■ Instrução ■
Transcreva sem nenhuma alteração as linhas das entradas desde o início até a linha que contém "x-tick-label: 48: [483, 477, 500, 496]", incluindo esta.
──────── Material extraído
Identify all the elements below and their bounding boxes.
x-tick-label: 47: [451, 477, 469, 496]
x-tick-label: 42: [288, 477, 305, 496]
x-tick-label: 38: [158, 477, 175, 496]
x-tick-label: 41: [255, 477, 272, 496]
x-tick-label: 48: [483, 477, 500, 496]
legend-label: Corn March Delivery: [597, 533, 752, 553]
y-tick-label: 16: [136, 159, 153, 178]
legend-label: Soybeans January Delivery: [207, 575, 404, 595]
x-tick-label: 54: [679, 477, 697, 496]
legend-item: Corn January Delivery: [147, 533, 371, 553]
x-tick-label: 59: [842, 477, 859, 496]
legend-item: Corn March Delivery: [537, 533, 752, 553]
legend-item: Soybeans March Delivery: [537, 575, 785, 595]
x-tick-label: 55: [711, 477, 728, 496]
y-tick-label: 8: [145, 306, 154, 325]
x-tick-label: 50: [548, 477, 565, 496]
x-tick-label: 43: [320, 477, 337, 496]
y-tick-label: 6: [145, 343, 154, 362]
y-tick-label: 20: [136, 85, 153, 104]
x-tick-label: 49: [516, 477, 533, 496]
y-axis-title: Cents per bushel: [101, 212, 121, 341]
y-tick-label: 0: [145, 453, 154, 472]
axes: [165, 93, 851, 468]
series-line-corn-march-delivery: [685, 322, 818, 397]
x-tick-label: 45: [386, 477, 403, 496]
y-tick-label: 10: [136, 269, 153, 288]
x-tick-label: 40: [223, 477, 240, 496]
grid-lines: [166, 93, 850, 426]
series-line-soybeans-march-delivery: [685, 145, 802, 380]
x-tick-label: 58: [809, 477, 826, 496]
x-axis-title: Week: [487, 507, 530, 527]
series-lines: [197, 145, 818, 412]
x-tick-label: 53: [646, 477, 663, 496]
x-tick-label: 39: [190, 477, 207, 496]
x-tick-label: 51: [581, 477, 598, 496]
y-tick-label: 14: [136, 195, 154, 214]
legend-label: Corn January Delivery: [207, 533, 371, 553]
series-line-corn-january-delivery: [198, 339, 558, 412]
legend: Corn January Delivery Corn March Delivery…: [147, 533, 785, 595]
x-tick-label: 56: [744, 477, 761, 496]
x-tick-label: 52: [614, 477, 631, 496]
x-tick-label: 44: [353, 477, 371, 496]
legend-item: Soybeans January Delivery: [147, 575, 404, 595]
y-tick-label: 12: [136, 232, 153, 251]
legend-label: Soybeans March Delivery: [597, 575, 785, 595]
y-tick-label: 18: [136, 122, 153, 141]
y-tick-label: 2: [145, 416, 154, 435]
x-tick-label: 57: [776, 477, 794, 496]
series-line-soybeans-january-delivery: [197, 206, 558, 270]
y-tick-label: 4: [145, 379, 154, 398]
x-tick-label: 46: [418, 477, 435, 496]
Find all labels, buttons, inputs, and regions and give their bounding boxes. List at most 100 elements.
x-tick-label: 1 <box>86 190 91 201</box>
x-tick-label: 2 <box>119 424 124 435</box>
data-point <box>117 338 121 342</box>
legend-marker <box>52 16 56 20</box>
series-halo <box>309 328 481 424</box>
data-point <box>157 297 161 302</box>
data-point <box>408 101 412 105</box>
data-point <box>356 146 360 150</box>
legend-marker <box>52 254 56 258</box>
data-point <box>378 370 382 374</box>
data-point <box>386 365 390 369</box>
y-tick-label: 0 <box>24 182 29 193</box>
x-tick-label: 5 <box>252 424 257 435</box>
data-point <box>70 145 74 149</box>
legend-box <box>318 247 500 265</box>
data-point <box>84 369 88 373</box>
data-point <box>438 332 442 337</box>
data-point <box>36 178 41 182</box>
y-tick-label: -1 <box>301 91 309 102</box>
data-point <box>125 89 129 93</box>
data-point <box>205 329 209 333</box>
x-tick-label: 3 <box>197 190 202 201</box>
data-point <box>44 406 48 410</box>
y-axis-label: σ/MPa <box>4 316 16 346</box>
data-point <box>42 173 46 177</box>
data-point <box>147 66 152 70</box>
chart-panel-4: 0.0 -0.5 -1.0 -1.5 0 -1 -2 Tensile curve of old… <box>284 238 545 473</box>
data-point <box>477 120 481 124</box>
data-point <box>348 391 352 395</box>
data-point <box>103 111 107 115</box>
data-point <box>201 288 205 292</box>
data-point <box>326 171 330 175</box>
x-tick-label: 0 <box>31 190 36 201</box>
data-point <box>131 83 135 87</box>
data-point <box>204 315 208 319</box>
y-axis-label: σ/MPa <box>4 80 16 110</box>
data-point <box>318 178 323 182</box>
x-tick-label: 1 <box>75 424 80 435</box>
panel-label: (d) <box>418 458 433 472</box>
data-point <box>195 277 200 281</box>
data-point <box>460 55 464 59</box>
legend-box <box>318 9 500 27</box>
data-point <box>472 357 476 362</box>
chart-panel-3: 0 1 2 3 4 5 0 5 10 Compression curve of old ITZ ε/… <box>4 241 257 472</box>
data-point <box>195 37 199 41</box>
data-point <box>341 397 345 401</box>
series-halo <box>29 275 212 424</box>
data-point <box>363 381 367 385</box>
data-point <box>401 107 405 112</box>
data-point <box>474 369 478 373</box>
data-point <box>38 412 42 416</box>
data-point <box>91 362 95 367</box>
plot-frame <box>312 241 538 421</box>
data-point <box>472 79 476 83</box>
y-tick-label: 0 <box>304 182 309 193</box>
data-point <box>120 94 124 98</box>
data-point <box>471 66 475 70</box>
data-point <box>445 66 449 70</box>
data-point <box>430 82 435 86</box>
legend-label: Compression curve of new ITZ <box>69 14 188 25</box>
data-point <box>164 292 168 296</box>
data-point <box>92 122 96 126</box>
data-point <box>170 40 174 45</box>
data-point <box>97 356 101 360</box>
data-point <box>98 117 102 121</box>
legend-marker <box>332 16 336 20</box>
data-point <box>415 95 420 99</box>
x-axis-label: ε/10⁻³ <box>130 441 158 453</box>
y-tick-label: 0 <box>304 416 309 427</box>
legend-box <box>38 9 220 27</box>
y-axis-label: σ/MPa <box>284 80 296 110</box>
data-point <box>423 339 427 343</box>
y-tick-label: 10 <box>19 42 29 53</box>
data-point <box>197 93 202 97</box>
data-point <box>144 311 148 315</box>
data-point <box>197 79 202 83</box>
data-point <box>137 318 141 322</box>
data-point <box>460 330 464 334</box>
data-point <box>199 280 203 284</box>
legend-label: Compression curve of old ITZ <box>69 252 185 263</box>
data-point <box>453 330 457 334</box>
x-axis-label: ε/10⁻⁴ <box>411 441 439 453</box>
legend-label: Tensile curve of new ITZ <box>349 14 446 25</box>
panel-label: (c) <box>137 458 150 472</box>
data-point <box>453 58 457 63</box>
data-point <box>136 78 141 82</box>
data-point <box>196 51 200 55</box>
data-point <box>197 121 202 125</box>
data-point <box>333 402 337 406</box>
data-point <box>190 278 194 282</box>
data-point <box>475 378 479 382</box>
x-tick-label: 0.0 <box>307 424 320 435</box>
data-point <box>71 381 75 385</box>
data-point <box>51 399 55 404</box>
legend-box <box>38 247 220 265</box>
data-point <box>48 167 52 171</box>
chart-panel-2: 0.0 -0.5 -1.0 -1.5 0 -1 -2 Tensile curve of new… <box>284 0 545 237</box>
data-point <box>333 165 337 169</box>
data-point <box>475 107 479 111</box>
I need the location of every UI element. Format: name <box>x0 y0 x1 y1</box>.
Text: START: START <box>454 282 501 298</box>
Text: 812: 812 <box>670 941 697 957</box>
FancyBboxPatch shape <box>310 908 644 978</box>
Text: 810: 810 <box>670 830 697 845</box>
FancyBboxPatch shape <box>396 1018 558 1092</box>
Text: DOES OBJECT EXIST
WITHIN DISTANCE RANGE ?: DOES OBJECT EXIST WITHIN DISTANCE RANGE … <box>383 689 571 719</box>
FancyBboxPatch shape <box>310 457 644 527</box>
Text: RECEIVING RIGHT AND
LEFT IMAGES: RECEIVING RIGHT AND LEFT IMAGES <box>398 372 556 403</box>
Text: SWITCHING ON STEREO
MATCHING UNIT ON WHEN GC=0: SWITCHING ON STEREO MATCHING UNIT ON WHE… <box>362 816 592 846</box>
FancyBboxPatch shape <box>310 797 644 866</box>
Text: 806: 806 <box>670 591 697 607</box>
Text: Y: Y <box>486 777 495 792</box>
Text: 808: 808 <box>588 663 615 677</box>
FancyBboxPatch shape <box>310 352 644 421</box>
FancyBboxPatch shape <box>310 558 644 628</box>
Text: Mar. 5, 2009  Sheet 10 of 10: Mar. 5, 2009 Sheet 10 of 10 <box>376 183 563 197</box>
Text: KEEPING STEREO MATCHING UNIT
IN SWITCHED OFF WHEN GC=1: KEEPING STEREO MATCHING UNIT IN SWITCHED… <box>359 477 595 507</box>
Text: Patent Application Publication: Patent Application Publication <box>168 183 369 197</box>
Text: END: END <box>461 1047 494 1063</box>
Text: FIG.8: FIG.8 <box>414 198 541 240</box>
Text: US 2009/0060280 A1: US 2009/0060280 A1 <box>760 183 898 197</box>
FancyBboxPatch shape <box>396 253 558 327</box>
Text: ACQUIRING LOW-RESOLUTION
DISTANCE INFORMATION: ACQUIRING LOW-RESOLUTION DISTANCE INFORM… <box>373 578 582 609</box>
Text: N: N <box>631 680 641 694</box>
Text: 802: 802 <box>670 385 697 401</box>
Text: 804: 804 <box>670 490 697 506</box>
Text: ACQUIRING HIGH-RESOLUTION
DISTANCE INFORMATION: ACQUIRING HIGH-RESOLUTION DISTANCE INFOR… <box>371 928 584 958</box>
────────────────
■ Solução completa ■
Identify all the elements below and their bounding boxes.
x-tick-label: 47: [451, 477, 469, 496]
x-tick-label: 42: [288, 477, 305, 496]
x-tick-label: 38: [158, 477, 175, 496]
x-tick-label: 41: [255, 477, 272, 496]
x-tick-label: 48: [483, 477, 500, 496]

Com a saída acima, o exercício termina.